What to produce
Pick out each line with the word "phases" from the material that follows.

Dataset
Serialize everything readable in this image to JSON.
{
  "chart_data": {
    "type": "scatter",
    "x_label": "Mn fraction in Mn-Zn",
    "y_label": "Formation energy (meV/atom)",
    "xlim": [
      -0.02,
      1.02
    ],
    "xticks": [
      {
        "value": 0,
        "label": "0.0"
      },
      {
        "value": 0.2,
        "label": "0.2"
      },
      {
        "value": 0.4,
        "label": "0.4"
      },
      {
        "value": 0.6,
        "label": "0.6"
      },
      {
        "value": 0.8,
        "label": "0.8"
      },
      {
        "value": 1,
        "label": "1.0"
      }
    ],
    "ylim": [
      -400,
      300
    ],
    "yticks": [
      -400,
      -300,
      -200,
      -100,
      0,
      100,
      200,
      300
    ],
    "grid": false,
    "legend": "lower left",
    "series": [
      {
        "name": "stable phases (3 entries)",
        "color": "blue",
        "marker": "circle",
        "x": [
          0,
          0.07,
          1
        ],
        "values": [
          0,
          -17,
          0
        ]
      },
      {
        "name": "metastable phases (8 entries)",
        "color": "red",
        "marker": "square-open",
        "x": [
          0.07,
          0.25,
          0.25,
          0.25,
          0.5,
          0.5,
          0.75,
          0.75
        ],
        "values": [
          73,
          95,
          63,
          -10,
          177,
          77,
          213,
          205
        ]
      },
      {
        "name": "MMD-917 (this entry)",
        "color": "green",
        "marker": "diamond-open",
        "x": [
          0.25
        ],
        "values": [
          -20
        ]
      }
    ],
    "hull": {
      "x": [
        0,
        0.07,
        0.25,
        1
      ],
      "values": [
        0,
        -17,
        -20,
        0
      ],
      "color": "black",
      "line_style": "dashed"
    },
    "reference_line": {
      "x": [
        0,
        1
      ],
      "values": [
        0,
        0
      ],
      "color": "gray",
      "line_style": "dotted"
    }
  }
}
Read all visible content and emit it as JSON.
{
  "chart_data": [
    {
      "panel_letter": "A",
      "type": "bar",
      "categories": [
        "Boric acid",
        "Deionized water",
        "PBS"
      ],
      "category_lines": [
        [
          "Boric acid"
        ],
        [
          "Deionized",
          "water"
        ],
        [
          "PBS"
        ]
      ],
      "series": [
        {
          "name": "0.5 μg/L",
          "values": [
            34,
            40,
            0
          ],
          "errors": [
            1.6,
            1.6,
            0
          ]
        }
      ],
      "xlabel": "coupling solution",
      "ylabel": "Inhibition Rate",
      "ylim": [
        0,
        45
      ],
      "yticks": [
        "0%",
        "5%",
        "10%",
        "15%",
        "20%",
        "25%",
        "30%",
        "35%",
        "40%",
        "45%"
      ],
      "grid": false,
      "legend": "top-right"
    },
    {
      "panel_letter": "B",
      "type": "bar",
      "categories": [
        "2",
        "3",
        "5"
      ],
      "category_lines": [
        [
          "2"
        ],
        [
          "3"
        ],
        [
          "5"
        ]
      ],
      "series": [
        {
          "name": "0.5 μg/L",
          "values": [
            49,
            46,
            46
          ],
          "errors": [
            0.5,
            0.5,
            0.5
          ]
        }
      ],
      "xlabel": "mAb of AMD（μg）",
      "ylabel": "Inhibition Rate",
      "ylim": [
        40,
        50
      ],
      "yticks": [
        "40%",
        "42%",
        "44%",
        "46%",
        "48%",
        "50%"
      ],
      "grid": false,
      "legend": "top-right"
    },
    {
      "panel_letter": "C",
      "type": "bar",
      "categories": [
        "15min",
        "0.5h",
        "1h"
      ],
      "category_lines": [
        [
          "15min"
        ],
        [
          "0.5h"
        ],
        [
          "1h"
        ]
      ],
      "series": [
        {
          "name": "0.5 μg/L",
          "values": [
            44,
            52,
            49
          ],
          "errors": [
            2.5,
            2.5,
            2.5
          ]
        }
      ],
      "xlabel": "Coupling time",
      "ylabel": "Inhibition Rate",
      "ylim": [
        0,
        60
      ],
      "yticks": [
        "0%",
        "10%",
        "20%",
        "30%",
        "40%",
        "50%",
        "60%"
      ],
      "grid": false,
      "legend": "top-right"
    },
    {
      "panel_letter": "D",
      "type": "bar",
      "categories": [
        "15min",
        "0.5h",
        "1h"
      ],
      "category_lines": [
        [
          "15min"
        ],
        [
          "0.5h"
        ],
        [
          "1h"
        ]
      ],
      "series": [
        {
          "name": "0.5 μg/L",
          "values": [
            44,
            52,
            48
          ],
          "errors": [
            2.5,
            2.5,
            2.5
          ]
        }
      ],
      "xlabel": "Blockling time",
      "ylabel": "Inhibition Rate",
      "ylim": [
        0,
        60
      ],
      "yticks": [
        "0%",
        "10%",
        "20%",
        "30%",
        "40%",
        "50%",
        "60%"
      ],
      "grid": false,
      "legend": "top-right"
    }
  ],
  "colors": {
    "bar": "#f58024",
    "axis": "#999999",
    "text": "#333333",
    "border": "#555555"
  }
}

Answer to this exercise
        "name": "stable phases (3 entries)",
        "name": "metastable phases (8 entries)",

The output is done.